• Given request: Work through the data line by line, gathering every line that has the word "différents".
** BEGIN Data provided **
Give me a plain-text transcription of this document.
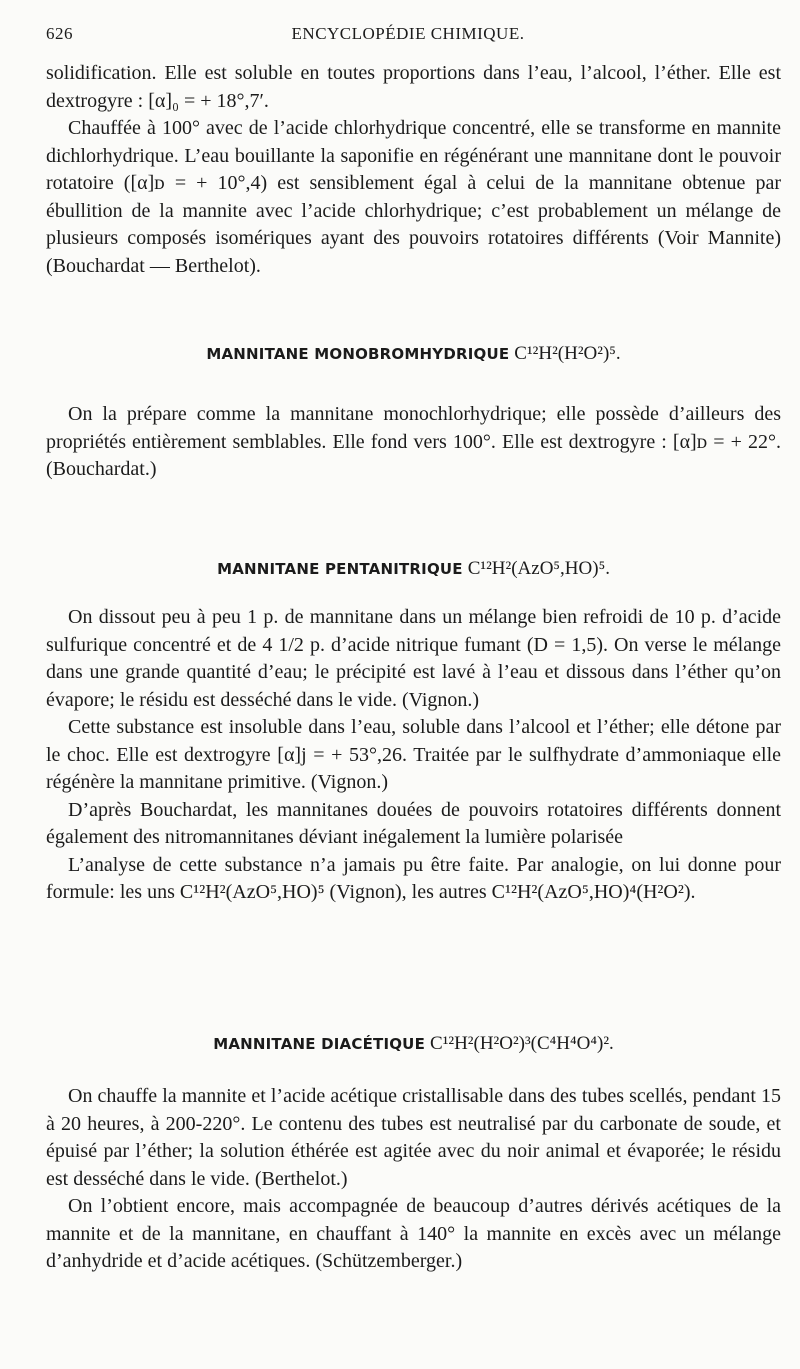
626	ENCYCLOPÉDIE CHIMIQUE.

solidification. Elle est soluble en toutes proportions dans l’eau, l’alcool, l’éther. Elle est dextrogyre : [α]₀ = + 18°,7′.

Chauffée à 100° avec de l’acide chlorhydrique concentré, elle se transforme en mannite dichlorhydrique. L’eau bouillante la saponifie en régénérant une mannitane dont le pouvoir rotatoire ([α]ᴅ = + 10°,4) est sensiblement égal à celui de la mannitane obtenue par ébullition de la mannite avec l’acide chlorhydrique; c’est probablement un mélange de plusieurs composés isomériques ayant des pouvoirs rotatoires différents (Voir Mannite) (Bouchardat — Berthelot).

MANNITANE MONOBROMHYDRIQUE C¹²H²(H²O²)⁵.

On la prépare comme la mannitane monochlorhydrique; elle possède d’ailleurs des propriétés entièrement semblables. Elle fond vers 100°. Elle est dextrogyre : [α]ᴅ = + 22°. (Bouchardat.)

MANNITANE PENTANITRIQUE C¹²H²(AzO⁵,HO)⁵.

On dissout peu à peu 1 p. de mannitane dans un mélange bien refroidi de 10 p. d’acide sulfurique concentré et de 4 1/2 p. d’acide nitrique fumant (D = 1,5). On verse le mélange dans une grande quantité d’eau; le précipité est lavé à l’eau et dissous dans l’éther qu’on évapore; le résidu est desséché dans le vide. (Vignon.)

Cette substance est insoluble dans l’eau, soluble dans l’alcool et l’éther; elle détone par le choc. Elle est dextrogyre [α]j = + 53°,26. Traitée par le sulfhydrate d’ammoniaque elle régénère la mannitane primitive. (Vignon.)

D’après Bouchardat, les mannitanes douées de pouvoirs rotatoires différents donnent également des nitromannitanes déviant inégalement la lumière polarisée

L’analyse de cette substance n’a jamais pu être faite. Par analogie, on lui donne pour formule: les uns C¹²H²(AzO⁵,HO)⁵ (Vignon), les autres C¹²H²(AzO⁵,HO)⁴(H²O²).

MANNITANE DIACÉTIQUE C¹²H²(H²O²)³(C⁴H⁴O⁴)².

On chauffe la mannite et l’acide acétique cristallisable dans des tubes scellés, pendant 15 à 20 heures, à 200-220°. Le contenu des tubes est neutralisé par du carbonate de soude, et épuisé par l’éther; la solution éthérée est agitée avec du noir animal et évaporée; le résidu est desséché dans le vide. (Berthelot.)

On l’obtient encore, mais accompagnée de beaucoup d’autres dérivés acétiques de la mannite et de la mannitane, en chauffant à 140° la mannite en excès avec un mélange d’anhydride et d’acide acétiques. (Schützemberger.)
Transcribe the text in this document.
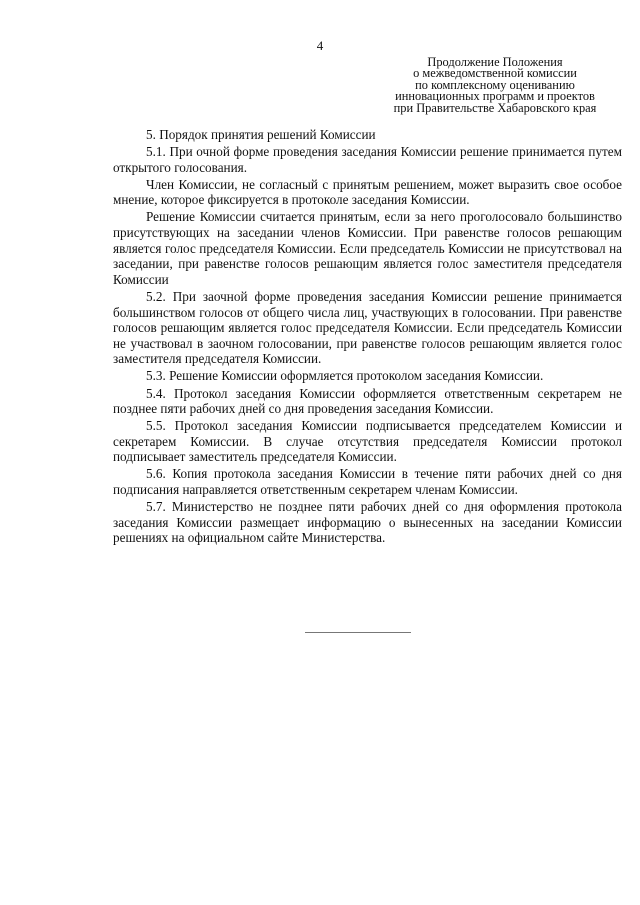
4
Продолжение Положения
о межведомственной комиссии
по комплексному оцениванию
инновационных программ и проектов
при Правительстве Хабаровского края

5. Порядок принятия решений Комиссии

5.1. При очной форме проведения заседания Комиссии решение принимается путем открытого голосования.

Член Комиссии, не согласный с принятым решением, может выразить свое особое мнение, которое фиксируется в протоколе заседания Комиссии.

Решение Комиссии считается принятым, если за него проголосовало большинство присутствующих на заседании членов Комиссии. При равенстве голосов решающим является голос председателя Комиссии. Если председатель Комиссии не присутствовал на заседании, при равенстве голосов решающим является голос заместителя председателя Комиссии

5.2. При заочной форме проведения заседания Комиссии решение принимается большинством голосов от общего числа лиц, участвующих в голосовании. При равенстве голосов решающим является голос председателя Комиссии. Если председатель Комиссии не участвовал в заочном голосовании, при равенстве голосов решающим является голос заместителя председателя Комиссии.

5.3. Решение Комиссии оформляется протоколом заседания Комиссии.

5.4. Протокол заседания Комиссии оформляется ответственным секретарем не позднее пяти рабочих дней со дня проведения заседания Комиссии.

5.5. Протокол заседания Комиссии подписывается председателем Комиссии и секретарем Комиссии. В случае отсутствия председателя Комиссии протокол подписывает заместитель председателя Комиссии.

5.6. Копия протокола заседания Комиссии в течение пяти рабочих дней со дня подписания направляется ответственным секретарем членам Комиссии.

5.7. Министерство не позднее пяти рабочих дней со дня оформления протокола заседания Комиссии размещает информацию о вынесенных на заседании Комиссии решениях на официальном сайте Министерства.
** END Data provided **
• Result of this exercise:
Chauffée à 100° avec de l’acide chlorhydrique concentré, elle se transforme en mannite dichlorhydrique. L’eau bouillante la saponifie en régénérant une mannitane dont le pouvoir rotatoire ([α]ᴅ = + 10°,4) est sensiblement égal à celui de la mannitane obtenue par ébullition de la mannite avec l’acide chlorhydrique; c’est probablement un mélange de plusieurs composés isomériques ayant des pouvoirs rotatoires différents (Voir Mannite) (Bouchardat — Berthelot).
D’après Bouchardat, les mannitanes douées de pouvoirs rotatoires différents donnent également des nitromannitanes déviant inégalement la lumière polarisée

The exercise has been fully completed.